(Data items)

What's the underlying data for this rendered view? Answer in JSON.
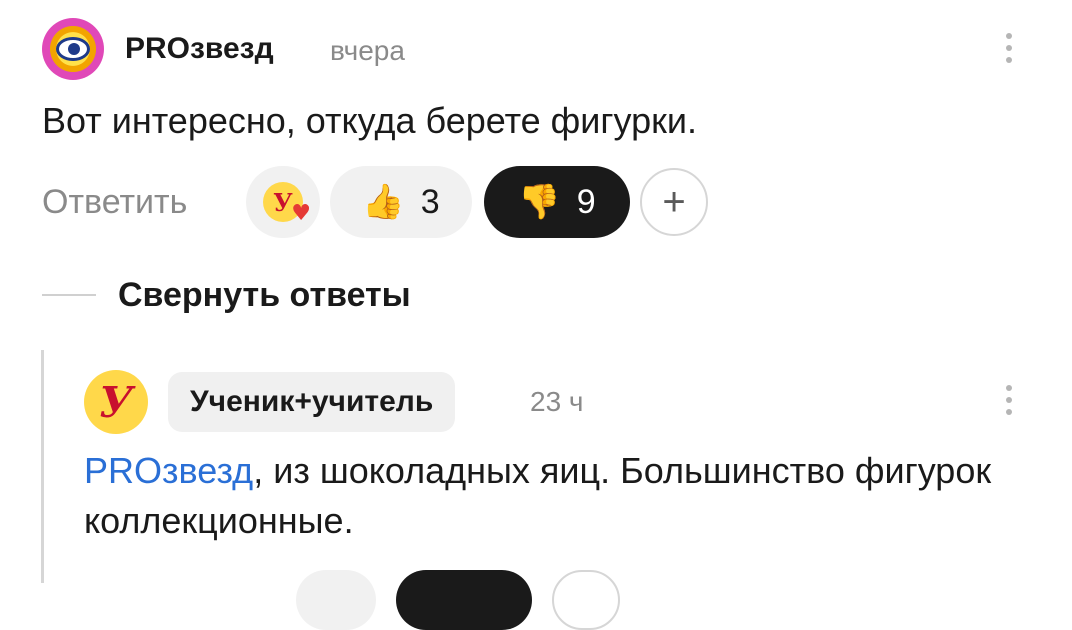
{
  "comment": {
    "author": "PROзвезд",
    "time": "вчера",
    "text": "Вот интересно, откуда берете фигурки.",
    "reply_label": "Ответить",
    "reactions": [
      {
        "icon": "teacher-heart-icon",
        "count": ""
      },
      {
        "icon": "thumbs-up-icon",
        "count": "3"
      },
      {
        "icon": "thumbs-down-icon",
        "count": "9"
      }
    ],
    "add_reaction": "+"
  },
  "thread": {
    "collapse_label": "Свернуть ответы"
  },
  "reply": {
    "author": "Ученик+учитель",
    "time": "23 ч",
    "mention": "PROзвезд",
    "text": ", из шоколадных яиц. Большинство фигурок коллекционные."
  },
  "colors": {
    "mention": "#2a6fd6",
    "dislike_bg": "#1a1a1a"
  }
}
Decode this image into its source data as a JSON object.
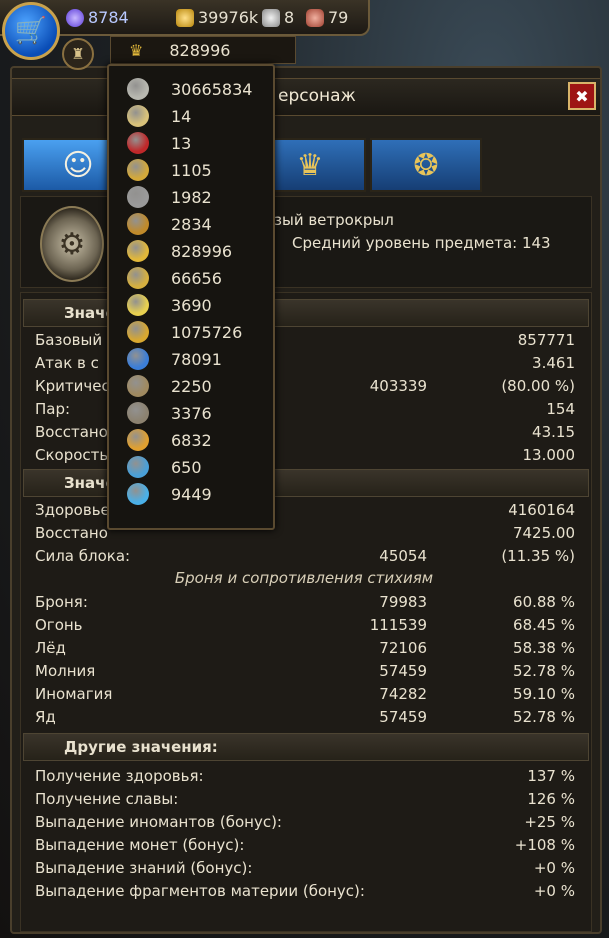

### Objective:
Output the material word for word, omitting its pictures.

### Completed exercise:
What's the underlying data for this rendered view? Answer in JSON.
{
  "comment": {
    "author": "PROзвезд",
    "time": "вчера",
    "text": "Вот интересно, откуда берете фигурки.",
    "reply_label": "Ответить",
    "reactions": [
      {
        "icon": "teacher-heart-icon",
        "count": ""
      },
      {
        "icon": "thumbs-up-icon",
        "count": "3"
      },
      {
        "icon": "thumbs-down-icon",
        "count": "9"
      }
    ],
    "add_reaction": "+"
  },
  "thread": {
    "collapse_label": "Свернуть ответы"
  },
  "reply": {
    "author": "Ученик+учитель",
    "time": "23 ч",
    "mention": "PROзвезд",
    "text": ", из шоколадных яиц. Большинство фигурок коллекционные."
  },
  "colors": {
    "mention": "#2a6fd6",
    "dislike_bg": "#1a1a1a"
  }
}
Decode this image into its source data as a JSON object.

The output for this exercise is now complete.